*TASK OBJECTIVE*.
Scan the data for "categoria" and copy the lines it appears in.

|---|

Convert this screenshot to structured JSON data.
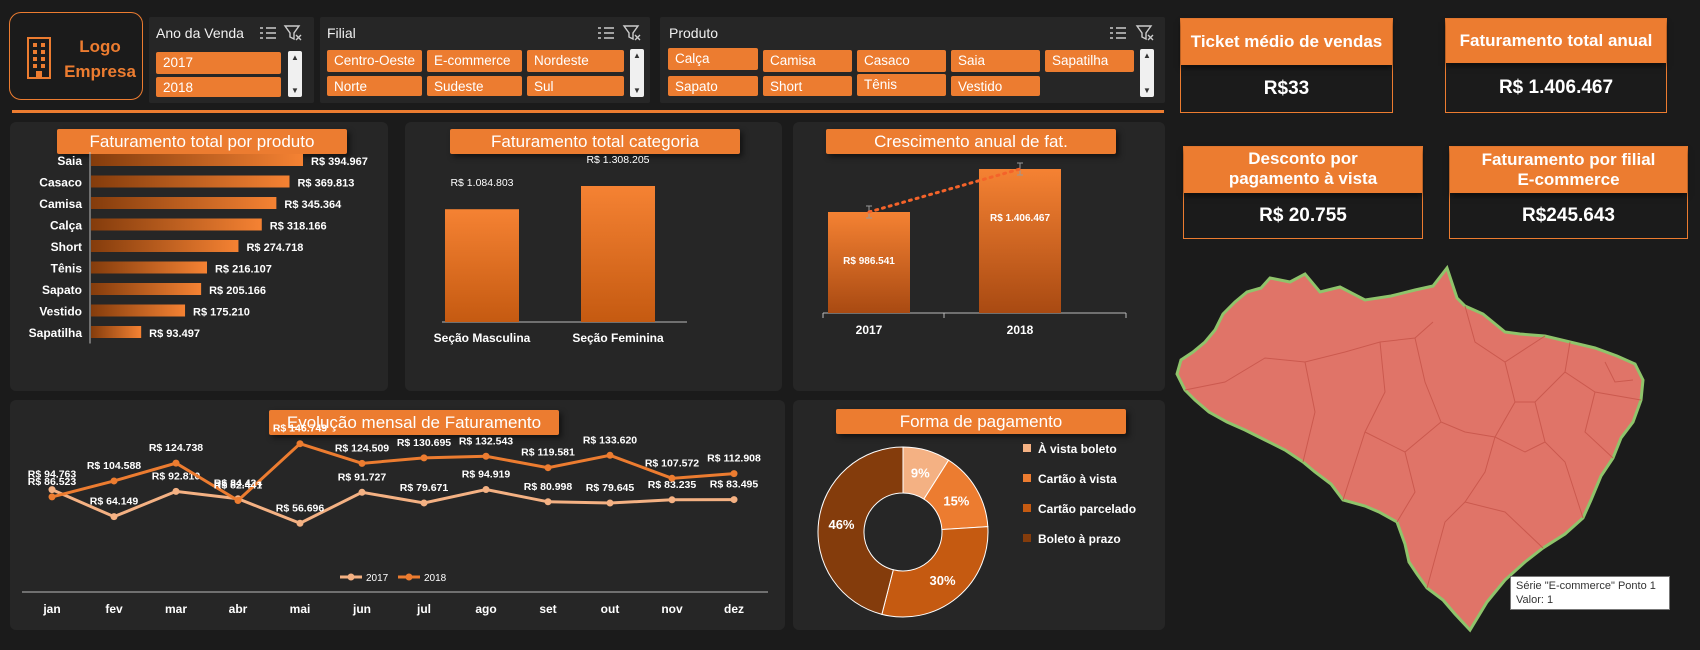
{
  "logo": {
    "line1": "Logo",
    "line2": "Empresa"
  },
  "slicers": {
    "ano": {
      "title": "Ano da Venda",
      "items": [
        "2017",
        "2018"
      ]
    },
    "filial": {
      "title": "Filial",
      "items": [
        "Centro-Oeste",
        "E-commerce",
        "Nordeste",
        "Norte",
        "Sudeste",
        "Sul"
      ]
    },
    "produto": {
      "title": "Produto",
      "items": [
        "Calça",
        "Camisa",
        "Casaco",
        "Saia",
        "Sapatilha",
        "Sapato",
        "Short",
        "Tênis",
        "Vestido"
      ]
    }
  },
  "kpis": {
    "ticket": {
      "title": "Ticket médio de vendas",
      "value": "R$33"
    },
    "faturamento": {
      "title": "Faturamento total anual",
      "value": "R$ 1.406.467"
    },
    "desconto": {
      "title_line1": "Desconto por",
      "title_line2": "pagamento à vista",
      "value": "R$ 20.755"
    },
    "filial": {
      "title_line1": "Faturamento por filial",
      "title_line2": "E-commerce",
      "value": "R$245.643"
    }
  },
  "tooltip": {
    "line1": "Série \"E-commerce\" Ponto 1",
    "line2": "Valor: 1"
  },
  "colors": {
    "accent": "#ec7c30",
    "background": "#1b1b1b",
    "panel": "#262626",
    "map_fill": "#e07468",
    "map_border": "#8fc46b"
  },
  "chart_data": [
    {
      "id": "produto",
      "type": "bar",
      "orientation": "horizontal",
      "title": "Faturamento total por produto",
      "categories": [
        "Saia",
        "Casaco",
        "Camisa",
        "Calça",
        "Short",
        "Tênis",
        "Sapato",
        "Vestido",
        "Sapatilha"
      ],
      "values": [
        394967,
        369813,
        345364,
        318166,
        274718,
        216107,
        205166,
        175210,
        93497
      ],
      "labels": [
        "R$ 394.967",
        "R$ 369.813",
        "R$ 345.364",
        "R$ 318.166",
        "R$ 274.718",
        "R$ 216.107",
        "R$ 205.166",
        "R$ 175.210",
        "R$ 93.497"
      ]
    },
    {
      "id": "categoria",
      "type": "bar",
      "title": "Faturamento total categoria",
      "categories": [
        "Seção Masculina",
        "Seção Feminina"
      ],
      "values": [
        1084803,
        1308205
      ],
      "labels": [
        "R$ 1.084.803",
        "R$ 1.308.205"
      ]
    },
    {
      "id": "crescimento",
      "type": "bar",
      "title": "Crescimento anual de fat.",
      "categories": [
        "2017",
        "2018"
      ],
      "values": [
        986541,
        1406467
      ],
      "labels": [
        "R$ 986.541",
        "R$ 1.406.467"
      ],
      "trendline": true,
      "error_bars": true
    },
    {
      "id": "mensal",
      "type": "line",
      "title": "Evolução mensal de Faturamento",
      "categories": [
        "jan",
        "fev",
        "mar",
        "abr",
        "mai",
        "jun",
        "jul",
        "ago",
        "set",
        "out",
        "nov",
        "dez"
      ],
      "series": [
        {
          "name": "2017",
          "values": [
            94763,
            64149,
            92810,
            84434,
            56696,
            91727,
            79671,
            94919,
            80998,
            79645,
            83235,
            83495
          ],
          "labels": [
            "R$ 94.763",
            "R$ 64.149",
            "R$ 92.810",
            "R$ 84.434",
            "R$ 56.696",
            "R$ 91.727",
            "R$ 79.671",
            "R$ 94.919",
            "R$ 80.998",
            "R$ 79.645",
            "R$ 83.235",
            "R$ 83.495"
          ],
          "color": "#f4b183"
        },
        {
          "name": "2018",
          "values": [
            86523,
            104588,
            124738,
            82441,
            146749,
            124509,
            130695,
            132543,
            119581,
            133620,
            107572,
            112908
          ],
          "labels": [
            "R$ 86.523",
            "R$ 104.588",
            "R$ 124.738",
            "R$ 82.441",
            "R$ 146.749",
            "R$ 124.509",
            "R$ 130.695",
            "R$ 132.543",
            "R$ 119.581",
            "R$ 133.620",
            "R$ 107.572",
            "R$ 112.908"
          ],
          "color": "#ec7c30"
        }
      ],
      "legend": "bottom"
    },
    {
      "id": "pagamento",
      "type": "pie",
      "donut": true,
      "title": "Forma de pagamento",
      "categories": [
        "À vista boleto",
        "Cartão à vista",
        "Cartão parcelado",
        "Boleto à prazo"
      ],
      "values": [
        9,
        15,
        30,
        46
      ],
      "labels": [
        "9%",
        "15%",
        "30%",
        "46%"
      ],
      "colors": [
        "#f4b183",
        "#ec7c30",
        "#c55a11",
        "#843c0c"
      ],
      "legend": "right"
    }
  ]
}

|---|

*IN RESPONSE*.
      "id": "categoria",
      "title": "Faturamento total categoria",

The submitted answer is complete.